**Written task**
Set down all of the data that follows word for word, without the images.
— begin —
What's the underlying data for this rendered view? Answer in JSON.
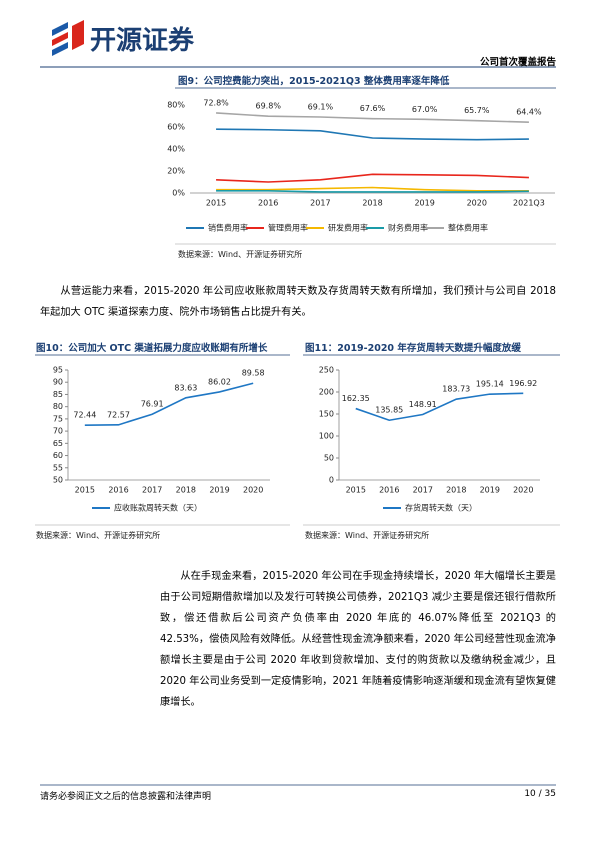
{
  "header": {
    "brand": "开源证券",
    "report_type": "公司首次覆盖报告"
  },
  "paragraphs": [
    "从营运能力来看，2015-2020 年公司应收账款周转天数及存货周转天数有所增加，我们预计与公司自 2018 年起加大 OTC 渠道探索力度、院外市场销售占比提升有关。",
    "从在手现金来看，2015-2020 年公司在手现金持续增长，2020 年大幅增长主要是由于公司短期借款增加以及发行可转换公司债券，2021Q3 减少主要是偿还银行借款所致，偿还借款后公司资产负债率由 2020 年底的 46.07%降低至 2021Q3 的 42.53%，偿债风险有效降低。从经营性现金流净额来看，2020 年公司经营性现金流净额增长主要是由于公司 2020 年收到贷款增加、支付的购货款以及缴纳税金减少，且 2020 年公司业务受到一定疫情影响，2021 年随着疫情影响逐渐缓和现金流有望恢复健康增长。"
  ],
  "footer": {
    "disclaimer": "请务必参阅正文之后的信息披露和法律声明",
    "page": "10 / 35"
  },
  "chart_data": [
    {
      "type": "line",
      "title": "图9：公司控费能力突出，2015-2021Q3 整体费用率逐年降低",
      "source": "数据来源：Wind、开源证券研究所",
      "categories": [
        "2015",
        "2016",
        "2017",
        "2018",
        "2019",
        "2020",
        "2021Q3"
      ],
      "ylim": [
        0,
        80
      ],
      "yticks": [
        {
          "value": 0,
          "label": "0%"
        },
        {
          "value": 20,
          "label": "20%"
        },
        {
          "value": 40,
          "label": "40%"
        },
        {
          "value": 60,
          "label": "60%"
        },
        {
          "value": 80,
          "label": "80%"
        }
      ],
      "series": [
        {
          "name": "销售费用率",
          "color": "#1f77b4",
          "values": [
            58,
            57.5,
            56.5,
            50,
            49,
            48.5,
            49
          ]
        },
        {
          "name": "管理费用率",
          "color": "#e8261c",
          "values": [
            12,
            10,
            12,
            17,
            16.5,
            16,
            14
          ]
        },
        {
          "name": "研发费用率",
          "color": "#f5b800",
          "values": [
            3,
            3,
            4,
            5,
            3,
            2,
            2
          ]
        },
        {
          "name": "财务费用率",
          "color": "#1a9ba8",
          "values": [
            2,
            2,
            1,
            1,
            1,
            1,
            1.5
          ]
        },
        {
          "name": "整体费用率",
          "color": "#a6a6a6",
          "values": [
            72.8,
            69.8,
            69.1,
            67.6,
            67.0,
            65.7,
            64.4
          ],
          "value_labels": [
            "72.8%",
            "69.8%",
            "69.1%",
            "67.6%",
            "67.0%",
            "65.7%",
            "64.4%"
          ]
        }
      ]
    },
    {
      "type": "line",
      "title": "图10：公司加大 OTC 渠道拓展力度应收账期有所增长",
      "source": "数据来源：Wind、开源证券研究所",
      "categories": [
        "2015",
        "2016",
        "2017",
        "2018",
        "2019",
        "2020"
      ],
      "ylim": [
        50,
        95
      ],
      "yticks": [
        50,
        55,
        60,
        65,
        70,
        75,
        80,
        85,
        90,
        95
      ],
      "series": [
        {
          "name": "应收账款周转天数（天）",
          "color": "#1f77c4",
          "values": [
            72.44,
            72.57,
            76.91,
            83.63,
            86.02,
            89.58
          ],
          "data_labels": true
        }
      ]
    },
    {
      "type": "line",
      "title": "图11：2019-2020 年存货周转天数提升幅度放缓",
      "source": "数据来源：Wind、开源证券研究所",
      "categories": [
        "2015",
        "2016",
        "2017",
        "2018",
        "2019",
        "2020"
      ],
      "ylim": [
        0,
        250
      ],
      "yticks": [
        0,
        50,
        100,
        150,
        200,
        250
      ],
      "series": [
        {
          "name": "存货周转天数（天）",
          "color": "#1f77c4",
          "values": [
            162.35,
            135.85,
            148.91,
            183.73,
            195.14,
            196.92
          ],
          "data_labels": true
        }
      ]
    }
  ]
}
— end —
**In response**
What's the underlying data for this rendered view? Answer in JSON.
{
  "header": {
    "brand": "开源证券",
    "report_type": "公司首次覆盖报告"
  },
  "paragraphs": [
    "从营运能力来看，2015-2020 年公司应收账款周转天数及存货周转天数有所增加，我们预计与公司自 2018 年起加大 OTC 渠道探索力度、院外市场销售占比提升有关。",
    "从在手现金来看，2015-2020 年公司在手现金持续增长，2020 年大幅增长主要是由于公司短期借款增加以及发行可转换公司债券，2021Q3 减少主要是偿还银行借款所致，偿还借款后公司资产负债率由 2020 年底的 46.07%降低至 2021Q3 的 42.53%，偿债风险有效降低。从经营性现金流净额来看，2020 年公司经营性现金流净额增长主要是由于公司 2020 年收到贷款增加、支付的购货款以及缴纳税金减少，且 2020 年公司业务受到一定疫情影响，2021 年随着疫情影响逐渐缓和现金流有望恢复健康增长。"
  ],
  "footer": {
    "disclaimer": "请务必参阅正文之后的信息披露和法律声明",
    "page": "10 / 35"
  },
  "chart_data": [
    {
      "type": "line",
      "title": "图9：公司控费能力突出，2015-2021Q3 整体费用率逐年降低",
      "source": "数据来源：Wind、开源证券研究所",
      "categories": [
        "2015",
        "2016",
        "2017",
        "2018",
        "2019",
        "2020",
        "2021Q3"
      ],
      "ylim": [
        0,
        80
      ],
      "yticks": [
        {
          "value": 0,
          "label": "0%"
        },
        {
          "value": 20,
          "label": "20%"
        },
        {
          "value": 40,
          "label": "40%"
        },
        {
          "value": 60,
          "label": "60%"
        },
        {
          "value": 80,
          "label": "80%"
        }
      ],
      "series": [
        {
          "name": "销售费用率",
          "color": "#1f77b4",
          "values": [
            58,
            57.5,
            56.5,
            50,
            49,
            48.5,
            49
          ]
        },
        {
          "name": "管理费用率",
          "color": "#e8261c",
          "values": [
            12,
            10,
            12,
            17,
            16.5,
            16,
            14
          ]
        },
        {
          "name": "研发费用率",
          "color": "#f5b800",
          "values": [
            3,
            3,
            4,
            5,
            3,
            2,
            2
          ]
        },
        {
          "name": "财务费用率",
          "color": "#1a9ba8",
          "values": [
            2,
            2,
            1,
            1,
            1,
            1,
            1.5
          ]
        },
        {
          "name": "整体费用率",
          "color": "#a6a6a6",
          "values": [
            72.8,
            69.8,
            69.1,
            67.6,
            67.0,
            65.7,
            64.4
          ],
          "value_labels": [
            "72.8%",
            "69.8%",
            "69.1%",
            "67.6%",
            "67.0%",
            "65.7%",
            "64.4%"
          ]
        }
      ]
    },
    {
      "type": "line",
      "title": "图10：公司加大 OTC 渠道拓展力度应收账期有所增长",
      "source": "数据来源：Wind、开源证券研究所",
      "categories": [
        "2015",
        "2016",
        "2017",
        "2018",
        "2019",
        "2020"
      ],
      "ylim": [
        50,
        95
      ],
      "yticks": [
        50,
        55,
        60,
        65,
        70,
        75,
        80,
        85,
        90,
        95
      ],
      "series": [
        {
          "name": "应收账款周转天数（天）",
          "color": "#1f77c4",
          "values": [
            72.44,
            72.57,
            76.91,
            83.63,
            86.02,
            89.58
          ],
          "data_labels": true
        }
      ]
    },
    {
      "type": "line",
      "title": "图11：2019-2020 年存货周转天数提升幅度放缓",
      "source": "数据来源：Wind、开源证券研究所",
      "categories": [
        "2015",
        "2016",
        "2017",
        "2018",
        "2019",
        "2020"
      ],
      "ylim": [
        0,
        250
      ],
      "yticks": [
        0,
        50,
        100,
        150,
        200,
        250
      ],
      "series": [
        {
          "name": "存货周转天数（天）",
          "color": "#1f77c4",
          "values": [
            162.35,
            135.85,
            148.91,
            183.73,
            195.14,
            196.92
          ],
          "data_labels": true
        }
      ]
    }
  ]
}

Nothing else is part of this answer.